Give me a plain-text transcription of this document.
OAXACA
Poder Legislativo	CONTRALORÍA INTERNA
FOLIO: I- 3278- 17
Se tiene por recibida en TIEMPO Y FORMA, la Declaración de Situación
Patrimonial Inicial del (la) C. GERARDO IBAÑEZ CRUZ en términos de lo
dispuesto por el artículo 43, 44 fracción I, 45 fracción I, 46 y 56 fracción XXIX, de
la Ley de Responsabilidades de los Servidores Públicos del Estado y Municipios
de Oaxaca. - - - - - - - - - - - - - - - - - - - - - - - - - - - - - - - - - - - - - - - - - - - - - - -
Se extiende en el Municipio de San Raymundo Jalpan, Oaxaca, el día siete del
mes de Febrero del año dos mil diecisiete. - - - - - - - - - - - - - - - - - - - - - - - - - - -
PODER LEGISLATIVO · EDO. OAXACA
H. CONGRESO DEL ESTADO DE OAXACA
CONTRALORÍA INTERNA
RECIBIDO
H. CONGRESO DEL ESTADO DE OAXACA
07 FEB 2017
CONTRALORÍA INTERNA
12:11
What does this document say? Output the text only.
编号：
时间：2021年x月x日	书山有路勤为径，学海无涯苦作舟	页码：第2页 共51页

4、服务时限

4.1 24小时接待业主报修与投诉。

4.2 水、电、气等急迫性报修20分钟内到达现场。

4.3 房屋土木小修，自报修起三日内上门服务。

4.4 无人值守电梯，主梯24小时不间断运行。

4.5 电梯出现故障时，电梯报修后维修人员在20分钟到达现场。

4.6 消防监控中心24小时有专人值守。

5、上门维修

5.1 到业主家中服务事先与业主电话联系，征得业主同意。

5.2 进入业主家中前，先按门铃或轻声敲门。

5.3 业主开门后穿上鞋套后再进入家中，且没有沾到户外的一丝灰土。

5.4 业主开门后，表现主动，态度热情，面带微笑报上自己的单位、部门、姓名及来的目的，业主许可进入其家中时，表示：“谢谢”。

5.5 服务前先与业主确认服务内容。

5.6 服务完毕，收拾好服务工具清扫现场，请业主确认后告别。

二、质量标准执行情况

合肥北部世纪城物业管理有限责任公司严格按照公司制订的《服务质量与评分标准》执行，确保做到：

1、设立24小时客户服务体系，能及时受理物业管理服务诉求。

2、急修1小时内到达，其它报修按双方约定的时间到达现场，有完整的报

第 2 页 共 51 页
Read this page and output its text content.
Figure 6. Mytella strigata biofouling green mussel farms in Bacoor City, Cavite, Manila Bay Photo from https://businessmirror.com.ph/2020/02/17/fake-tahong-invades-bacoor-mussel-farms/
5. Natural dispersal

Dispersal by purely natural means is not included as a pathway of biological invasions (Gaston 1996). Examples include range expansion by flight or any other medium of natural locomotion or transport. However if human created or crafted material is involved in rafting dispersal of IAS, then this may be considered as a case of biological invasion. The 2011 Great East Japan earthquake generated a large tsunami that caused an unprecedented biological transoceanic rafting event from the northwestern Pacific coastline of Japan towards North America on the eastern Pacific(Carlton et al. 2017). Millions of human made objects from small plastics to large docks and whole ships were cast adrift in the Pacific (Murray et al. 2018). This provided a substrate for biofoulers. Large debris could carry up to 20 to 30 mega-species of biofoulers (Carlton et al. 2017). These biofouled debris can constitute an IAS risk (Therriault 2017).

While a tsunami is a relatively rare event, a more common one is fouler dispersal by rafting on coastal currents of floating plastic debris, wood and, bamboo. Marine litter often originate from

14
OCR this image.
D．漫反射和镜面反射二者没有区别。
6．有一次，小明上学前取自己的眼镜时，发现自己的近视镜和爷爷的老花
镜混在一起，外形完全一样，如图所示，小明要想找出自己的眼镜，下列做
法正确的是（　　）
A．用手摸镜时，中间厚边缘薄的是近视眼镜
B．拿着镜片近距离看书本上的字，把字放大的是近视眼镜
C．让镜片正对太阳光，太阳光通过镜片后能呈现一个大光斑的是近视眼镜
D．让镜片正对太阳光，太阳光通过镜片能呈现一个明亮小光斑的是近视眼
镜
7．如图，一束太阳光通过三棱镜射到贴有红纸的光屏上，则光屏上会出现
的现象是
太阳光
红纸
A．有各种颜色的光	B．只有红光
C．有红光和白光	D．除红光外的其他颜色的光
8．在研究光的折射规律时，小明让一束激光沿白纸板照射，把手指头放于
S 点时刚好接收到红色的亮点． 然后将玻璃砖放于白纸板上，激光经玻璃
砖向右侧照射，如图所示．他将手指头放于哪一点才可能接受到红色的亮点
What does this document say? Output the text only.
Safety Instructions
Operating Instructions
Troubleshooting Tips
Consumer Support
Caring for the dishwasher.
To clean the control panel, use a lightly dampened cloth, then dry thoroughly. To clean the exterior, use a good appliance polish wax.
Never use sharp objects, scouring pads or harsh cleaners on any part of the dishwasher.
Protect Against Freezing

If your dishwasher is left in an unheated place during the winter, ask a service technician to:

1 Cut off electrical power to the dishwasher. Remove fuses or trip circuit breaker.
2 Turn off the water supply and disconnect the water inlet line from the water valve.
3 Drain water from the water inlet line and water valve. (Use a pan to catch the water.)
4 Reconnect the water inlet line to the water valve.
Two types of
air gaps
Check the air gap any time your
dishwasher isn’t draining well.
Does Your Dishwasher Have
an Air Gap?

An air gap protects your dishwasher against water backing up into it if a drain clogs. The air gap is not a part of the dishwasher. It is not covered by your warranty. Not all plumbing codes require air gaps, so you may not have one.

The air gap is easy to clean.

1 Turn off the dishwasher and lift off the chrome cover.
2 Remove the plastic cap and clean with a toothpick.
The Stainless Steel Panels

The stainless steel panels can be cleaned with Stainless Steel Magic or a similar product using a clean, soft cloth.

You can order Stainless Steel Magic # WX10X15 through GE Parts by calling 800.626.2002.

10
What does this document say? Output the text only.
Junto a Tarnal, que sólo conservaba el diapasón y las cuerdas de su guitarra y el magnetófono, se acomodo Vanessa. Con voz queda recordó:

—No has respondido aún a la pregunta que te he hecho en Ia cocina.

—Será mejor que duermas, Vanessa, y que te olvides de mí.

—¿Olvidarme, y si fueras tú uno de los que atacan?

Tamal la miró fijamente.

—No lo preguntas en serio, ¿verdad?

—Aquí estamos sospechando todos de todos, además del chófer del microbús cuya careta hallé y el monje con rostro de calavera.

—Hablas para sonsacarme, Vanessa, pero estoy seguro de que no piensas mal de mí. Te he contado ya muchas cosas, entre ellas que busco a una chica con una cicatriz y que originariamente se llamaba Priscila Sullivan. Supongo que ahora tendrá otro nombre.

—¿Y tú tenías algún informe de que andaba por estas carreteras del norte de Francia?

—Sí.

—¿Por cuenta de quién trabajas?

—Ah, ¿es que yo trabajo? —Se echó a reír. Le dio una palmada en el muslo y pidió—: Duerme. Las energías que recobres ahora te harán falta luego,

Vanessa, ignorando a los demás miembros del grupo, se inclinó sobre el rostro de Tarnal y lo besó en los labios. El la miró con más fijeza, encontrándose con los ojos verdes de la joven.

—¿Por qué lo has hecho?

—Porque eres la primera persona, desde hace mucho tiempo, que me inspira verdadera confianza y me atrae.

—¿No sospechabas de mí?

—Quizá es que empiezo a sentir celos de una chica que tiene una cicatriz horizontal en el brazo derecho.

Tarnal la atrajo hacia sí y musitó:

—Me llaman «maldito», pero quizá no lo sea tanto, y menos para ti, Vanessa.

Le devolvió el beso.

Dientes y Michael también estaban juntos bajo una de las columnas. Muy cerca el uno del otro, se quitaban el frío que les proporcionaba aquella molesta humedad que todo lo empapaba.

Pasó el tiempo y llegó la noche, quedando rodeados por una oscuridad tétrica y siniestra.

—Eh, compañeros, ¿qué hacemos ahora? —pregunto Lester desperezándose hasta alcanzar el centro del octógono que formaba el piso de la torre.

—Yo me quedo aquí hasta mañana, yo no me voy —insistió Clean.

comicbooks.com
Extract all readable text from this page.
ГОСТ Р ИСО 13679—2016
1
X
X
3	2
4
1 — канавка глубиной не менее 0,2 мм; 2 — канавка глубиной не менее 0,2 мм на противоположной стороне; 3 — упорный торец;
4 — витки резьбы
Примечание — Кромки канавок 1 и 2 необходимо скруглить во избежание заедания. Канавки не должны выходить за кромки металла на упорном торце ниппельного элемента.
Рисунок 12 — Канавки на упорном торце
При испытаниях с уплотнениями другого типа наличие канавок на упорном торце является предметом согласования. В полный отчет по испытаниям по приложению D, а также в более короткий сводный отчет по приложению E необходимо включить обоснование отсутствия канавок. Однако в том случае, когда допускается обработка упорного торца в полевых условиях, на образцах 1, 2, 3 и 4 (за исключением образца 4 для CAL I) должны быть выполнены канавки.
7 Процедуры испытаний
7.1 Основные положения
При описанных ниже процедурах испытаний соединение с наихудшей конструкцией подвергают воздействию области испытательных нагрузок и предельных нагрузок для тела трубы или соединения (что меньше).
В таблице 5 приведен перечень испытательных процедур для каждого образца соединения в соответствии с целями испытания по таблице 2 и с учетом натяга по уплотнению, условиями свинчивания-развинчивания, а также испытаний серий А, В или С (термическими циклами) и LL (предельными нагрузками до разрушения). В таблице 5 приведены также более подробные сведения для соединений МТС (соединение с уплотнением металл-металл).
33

::::::::::

Report only how many lines of the listing hold the word "如图所示".

- WRITTEN RESPONSE: 2